What to work on. Reproduce the records below in full and exactly, without their images.

[Figure record extracts]
======

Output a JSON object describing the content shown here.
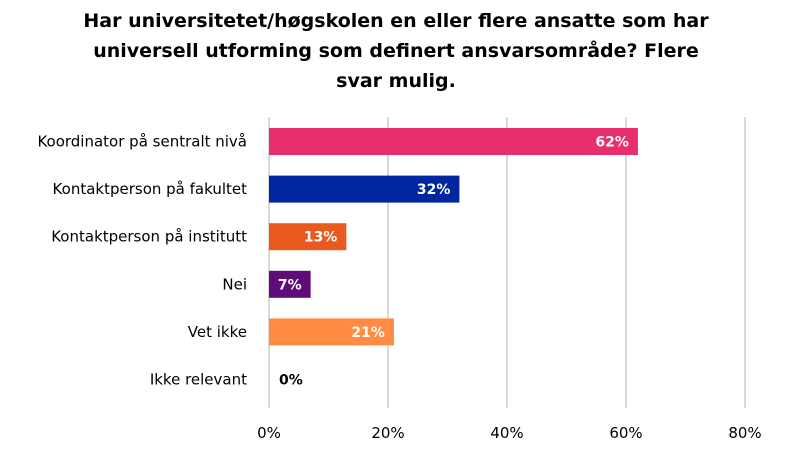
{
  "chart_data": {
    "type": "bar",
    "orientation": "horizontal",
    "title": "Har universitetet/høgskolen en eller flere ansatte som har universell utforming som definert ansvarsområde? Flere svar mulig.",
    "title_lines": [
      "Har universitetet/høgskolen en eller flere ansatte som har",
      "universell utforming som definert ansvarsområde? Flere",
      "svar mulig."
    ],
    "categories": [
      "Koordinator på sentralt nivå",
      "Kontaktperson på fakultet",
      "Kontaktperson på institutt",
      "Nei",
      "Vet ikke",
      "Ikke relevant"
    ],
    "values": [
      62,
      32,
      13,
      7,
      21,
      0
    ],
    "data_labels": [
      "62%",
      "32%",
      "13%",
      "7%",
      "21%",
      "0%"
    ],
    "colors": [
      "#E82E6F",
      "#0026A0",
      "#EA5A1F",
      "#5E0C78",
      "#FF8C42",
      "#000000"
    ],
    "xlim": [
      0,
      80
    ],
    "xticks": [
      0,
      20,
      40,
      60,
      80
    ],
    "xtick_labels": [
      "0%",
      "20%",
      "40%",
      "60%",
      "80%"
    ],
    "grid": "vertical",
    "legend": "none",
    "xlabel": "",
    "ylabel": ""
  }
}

======

The response.
Output a JSON object describing the content shown here.
{
  "chart_data": {
    "type": "bar",
    "orientation": "horizontal",
    "title": "Har universitetet/høgskolen en eller flere ansatte som har universell utforming som definert ansvarsområde? Flere svar mulig.",
    "title_lines": [
      "Har universitetet/høgskolen en eller flere ansatte som har",
      "universell utforming som definert ansvarsområde? Flere",
      "svar mulig."
    ],
    "categories": [
      "Koordinator på sentralt nivå",
      "Kontaktperson på fakultet",
      "Kontaktperson på institutt",
      "Nei",
      "Vet ikke",
      "Ikke relevant"
    ],
    "values": [
      62,
      32,
      13,
      7,
      21,
      0
    ],
    "data_labels": [
      "62%",
      "32%",
      "13%",
      "7%",
      "21%",
      "0%"
    ],
    "colors": [
      "#E82E6F",
      "#0026A0",
      "#EA5A1F",
      "#5E0C78",
      "#FF8C42",
      "#000000"
    ],
    "xlim": [
      0,
      80
    ],
    "xticks": [
      0,
      20,
      40,
      60,
      80
    ],
    "xtick_labels": [
      "0%",
      "20%",
      "40%",
      "60%",
      "80%"
    ],
    "grid": "vertical",
    "legend": "none",
    "xlabel": "",
    "ylabel": ""
  }
}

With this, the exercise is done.